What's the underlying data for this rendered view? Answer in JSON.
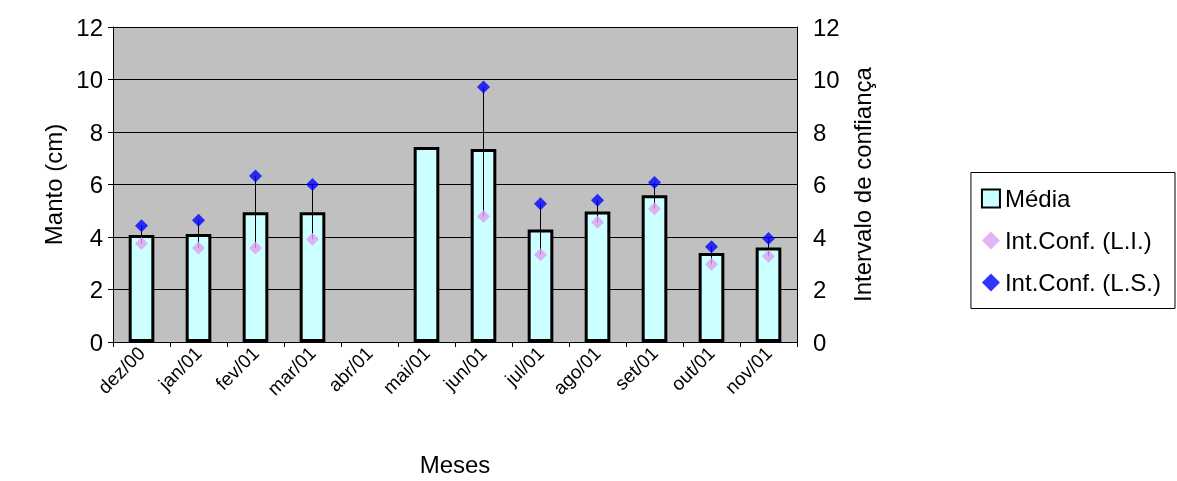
{
  "chart_data": {
    "type": "bar",
    "xlabel": "Meses",
    "ylabel": "Manto (cm)",
    "y2label": "Intervalo de confiança",
    "categories": [
      "dez/00",
      "jan/01",
      "fev/01",
      "mar/01",
      "abr/01",
      "mai/01",
      "jun/01",
      "jul/01",
      "ago/01",
      "set/01",
      "out/01",
      "nov/01"
    ],
    "series": [
      {
        "name": "Média",
        "color": "#ccffff",
        "values": [
          4.08,
          4.11,
          4.94,
          4.94,
          null,
          7.43,
          7.35,
          4.29,
          4.97,
          5.59,
          3.39,
          3.6
        ]
      },
      {
        "name": "Int.Conf. (L.I.)",
        "type": "scatter",
        "color": "#dda0f0",
        "values": [
          3.75,
          3.58,
          3.58,
          3.91,
          null,
          null,
          4.78,
          3.32,
          4.56,
          5.08,
          2.96,
          3.27
        ]
      },
      {
        "name": "Int.Conf. (L.S.)",
        "type": "scatter",
        "color": "#0000ff",
        "values": [
          4.43,
          4.64,
          6.32,
          6.0,
          null,
          null,
          9.71,
          5.27,
          5.4,
          6.08,
          3.63,
          3.94
        ]
      }
    ],
    "marker": "diamond",
    "ylim": [
      0,
      12
    ],
    "yticks": [
      0,
      2,
      4,
      6,
      8,
      10,
      12
    ],
    "y2lim": [
      0,
      12
    ],
    "y2ticks": [
      0,
      2,
      4,
      6,
      8,
      10,
      12
    ],
    "grid": "y",
    "legend": "right"
  }
}
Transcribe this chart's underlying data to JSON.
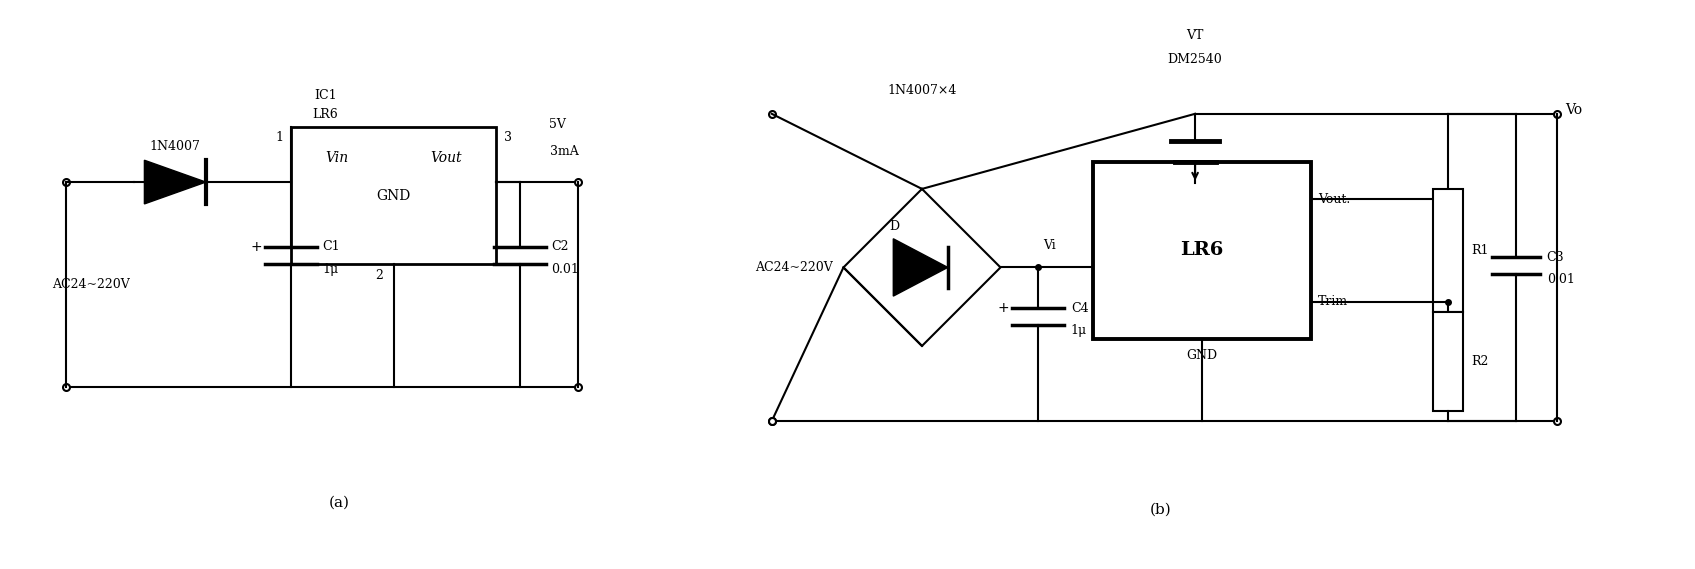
{
  "background_color": "#ffffff",
  "fig_width": 16.95,
  "fig_height": 5.69,
  "title_a": "(a)",
  "title_b": "(b)",
  "label_1n4007": "1N4007",
  "label_ac": "AC24~220V",
  "label_ic1": "IC1",
  "label_lr6_a": "LR6",
  "label_vin": "Vin",
  "label_vout": "Vout",
  "label_gnd": "GND",
  "label_c1": "C1",
  "label_1u_a": "1μ",
  "label_c2": "C2",
  "label_001_a": "0.01",
  "label_5v": "5V",
  "label_3ma": "3mA",
  "label_pin1": "1",
  "label_pin2": "2",
  "label_pin3": "3",
  "label_1n4007x4": "1N4007×4",
  "label_ac_b": "AC24~220V",
  "label_d": "D",
  "label_vi": "Vi",
  "label_vt": "VT",
  "label_dm2540": "DM2540",
  "label_lr6_b": "LR6",
  "label_vout_b": "Vout.",
  "label_trim": "Trim",
  "label_gnd_b": "GND",
  "label_r1": "R1",
  "label_r2": "R2",
  "label_c3": "C3",
  "label_001_b": "0.01",
  "label_c4": "C4",
  "label_1u_b": "1μ",
  "label_vo": "Vo"
}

• SET TASK
Repeat the data exactly, excluding the pictures.

• TASK RESULT
What's the underlying data for this rendered view? Answer in JSON.
{
  "chart_data": {
    "type": "bar",
    "xlabel": "Meses",
    "ylabel": "Manto (cm)",
    "y2label": "Intervalo de confiança",
    "categories": [
      "dez/00",
      "jan/01",
      "fev/01",
      "mar/01",
      "abr/01",
      "mai/01",
      "jun/01",
      "jul/01",
      "ago/01",
      "set/01",
      "out/01",
      "nov/01"
    ],
    "series": [
      {
        "name": "Média",
        "color": "#ccffff",
        "values": [
          4.08,
          4.11,
          4.94,
          4.94,
          null,
          7.43,
          7.35,
          4.29,
          4.97,
          5.59,
          3.39,
          3.6
        ]
      },
      {
        "name": "Int.Conf. (L.I.)",
        "type": "scatter",
        "color": "#dda0f0",
        "values": [
          3.75,
          3.58,
          3.58,
          3.91,
          null,
          null,
          4.78,
          3.32,
          4.56,
          5.08,
          2.96,
          3.27
        ]
      },
      {
        "name": "Int.Conf. (L.S.)",
        "type": "scatter",
        "color": "#0000ff",
        "values": [
          4.43,
          4.64,
          6.32,
          6.0,
          null,
          null,
          9.71,
          5.27,
          5.4,
          6.08,
          3.63,
          3.94
        ]
      }
    ],
    "marker": "diamond",
    "ylim": [
      0,
      12
    ],
    "yticks": [
      0,
      2,
      4,
      6,
      8,
      10,
      12
    ],
    "y2lim": [
      0,
      12
    ],
    "y2ticks": [
      0,
      2,
      4,
      6,
      8,
      10,
      12
    ],
    "grid": "y",
    "legend": "right"
  }
}
Transcribe this chart's underlying data to JSON.
{
  "background_color": "#ffffff",
  "fig_width": 16.95,
  "fig_height": 5.69,
  "title_a": "(a)",
  "title_b": "(b)",
  "label_1n4007": "1N4007",
  "label_ac": "AC24~220V",
  "label_ic1": "IC1",
  "label_lr6_a": "LR6",
  "label_vin": "Vin",
  "label_vout": "Vout",
  "label_gnd": "GND",
  "label_c1": "C1",
  "label_1u_a": "1μ",
  "label_c2": "C2",
  "label_001_a": "0.01",
  "label_5v": "5V",
  "label_3ma": "3mA",
  "label_pin1": "1",
  "label_pin2": "2",
  "label_pin3": "3",
  "label_1n4007x4": "1N4007×4",
  "label_ac_b": "AC24~220V",
  "label_d": "D",
  "label_vi": "Vi",
  "label_vt": "VT",
  "label_dm2540": "DM2540",
  "label_lr6_b": "LR6",
  "label_vout_b": "Vout.",
  "label_trim": "Trim",
  "label_gnd_b": "GND",
  "label_r1": "R1",
  "label_r2": "R2",
  "label_c3": "C3",
  "label_001_b": "0.01",
  "label_c4": "C4",
  "label_1u_b": "1μ",
  "label_vo": "Vo"
}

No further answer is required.